§ **Material provided**
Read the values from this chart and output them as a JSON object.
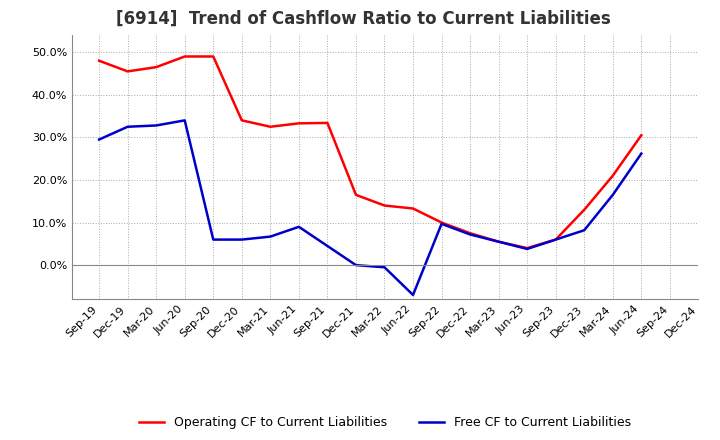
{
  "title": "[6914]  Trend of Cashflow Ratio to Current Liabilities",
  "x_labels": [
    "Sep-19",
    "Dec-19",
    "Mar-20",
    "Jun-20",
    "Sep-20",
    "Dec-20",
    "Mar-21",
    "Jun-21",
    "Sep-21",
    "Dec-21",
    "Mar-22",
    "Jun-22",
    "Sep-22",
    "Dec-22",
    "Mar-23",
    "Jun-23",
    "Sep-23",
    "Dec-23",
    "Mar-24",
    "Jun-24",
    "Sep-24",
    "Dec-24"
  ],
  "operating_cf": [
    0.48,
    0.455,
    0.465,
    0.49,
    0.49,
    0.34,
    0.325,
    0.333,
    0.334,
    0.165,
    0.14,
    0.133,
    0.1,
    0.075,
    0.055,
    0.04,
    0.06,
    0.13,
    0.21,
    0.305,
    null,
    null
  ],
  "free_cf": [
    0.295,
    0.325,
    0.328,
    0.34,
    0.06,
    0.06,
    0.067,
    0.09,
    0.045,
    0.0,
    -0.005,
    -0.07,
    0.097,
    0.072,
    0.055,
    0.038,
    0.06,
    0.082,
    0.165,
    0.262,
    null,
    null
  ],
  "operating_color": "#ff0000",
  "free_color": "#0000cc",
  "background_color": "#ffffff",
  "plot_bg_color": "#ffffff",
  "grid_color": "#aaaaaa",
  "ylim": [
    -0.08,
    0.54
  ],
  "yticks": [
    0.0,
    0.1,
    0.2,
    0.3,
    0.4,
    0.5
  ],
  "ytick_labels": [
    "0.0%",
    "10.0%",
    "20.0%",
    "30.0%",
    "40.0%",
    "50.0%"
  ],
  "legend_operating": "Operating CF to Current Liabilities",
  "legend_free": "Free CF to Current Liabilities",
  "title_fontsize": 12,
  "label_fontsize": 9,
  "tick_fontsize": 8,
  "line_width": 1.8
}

...

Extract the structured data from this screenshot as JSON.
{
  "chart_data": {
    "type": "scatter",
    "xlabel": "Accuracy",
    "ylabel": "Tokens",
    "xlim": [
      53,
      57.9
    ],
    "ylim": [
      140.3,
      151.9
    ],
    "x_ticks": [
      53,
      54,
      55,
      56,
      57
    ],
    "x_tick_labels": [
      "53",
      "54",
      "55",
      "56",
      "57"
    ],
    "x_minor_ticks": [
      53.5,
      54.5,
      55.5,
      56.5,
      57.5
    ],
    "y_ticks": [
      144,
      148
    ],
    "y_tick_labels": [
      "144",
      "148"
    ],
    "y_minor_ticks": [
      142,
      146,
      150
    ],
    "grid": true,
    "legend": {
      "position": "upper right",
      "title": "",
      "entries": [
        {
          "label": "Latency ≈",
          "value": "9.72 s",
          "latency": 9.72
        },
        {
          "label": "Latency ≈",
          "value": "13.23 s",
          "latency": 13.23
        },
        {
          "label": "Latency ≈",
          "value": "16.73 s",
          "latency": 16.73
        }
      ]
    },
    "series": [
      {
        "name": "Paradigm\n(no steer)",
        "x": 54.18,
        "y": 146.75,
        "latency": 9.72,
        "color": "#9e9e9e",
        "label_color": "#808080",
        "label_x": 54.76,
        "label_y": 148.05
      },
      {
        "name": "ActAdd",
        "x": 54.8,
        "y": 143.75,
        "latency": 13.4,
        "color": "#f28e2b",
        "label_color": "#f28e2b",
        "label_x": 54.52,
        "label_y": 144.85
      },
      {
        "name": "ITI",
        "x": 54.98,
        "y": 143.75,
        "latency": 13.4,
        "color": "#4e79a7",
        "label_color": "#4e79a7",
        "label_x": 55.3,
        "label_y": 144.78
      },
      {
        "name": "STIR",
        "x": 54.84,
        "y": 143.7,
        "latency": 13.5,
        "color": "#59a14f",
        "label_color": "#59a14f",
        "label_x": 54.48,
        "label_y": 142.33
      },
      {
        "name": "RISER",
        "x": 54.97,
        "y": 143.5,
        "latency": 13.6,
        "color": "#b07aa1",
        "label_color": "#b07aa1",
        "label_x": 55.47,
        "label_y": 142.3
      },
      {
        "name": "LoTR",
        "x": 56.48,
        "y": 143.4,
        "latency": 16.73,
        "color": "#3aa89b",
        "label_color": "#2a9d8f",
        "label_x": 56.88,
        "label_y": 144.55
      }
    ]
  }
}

§ **What is being asked**
Count the lines in the records above that contain the word "from", and give only the number.

§ **Task result**
2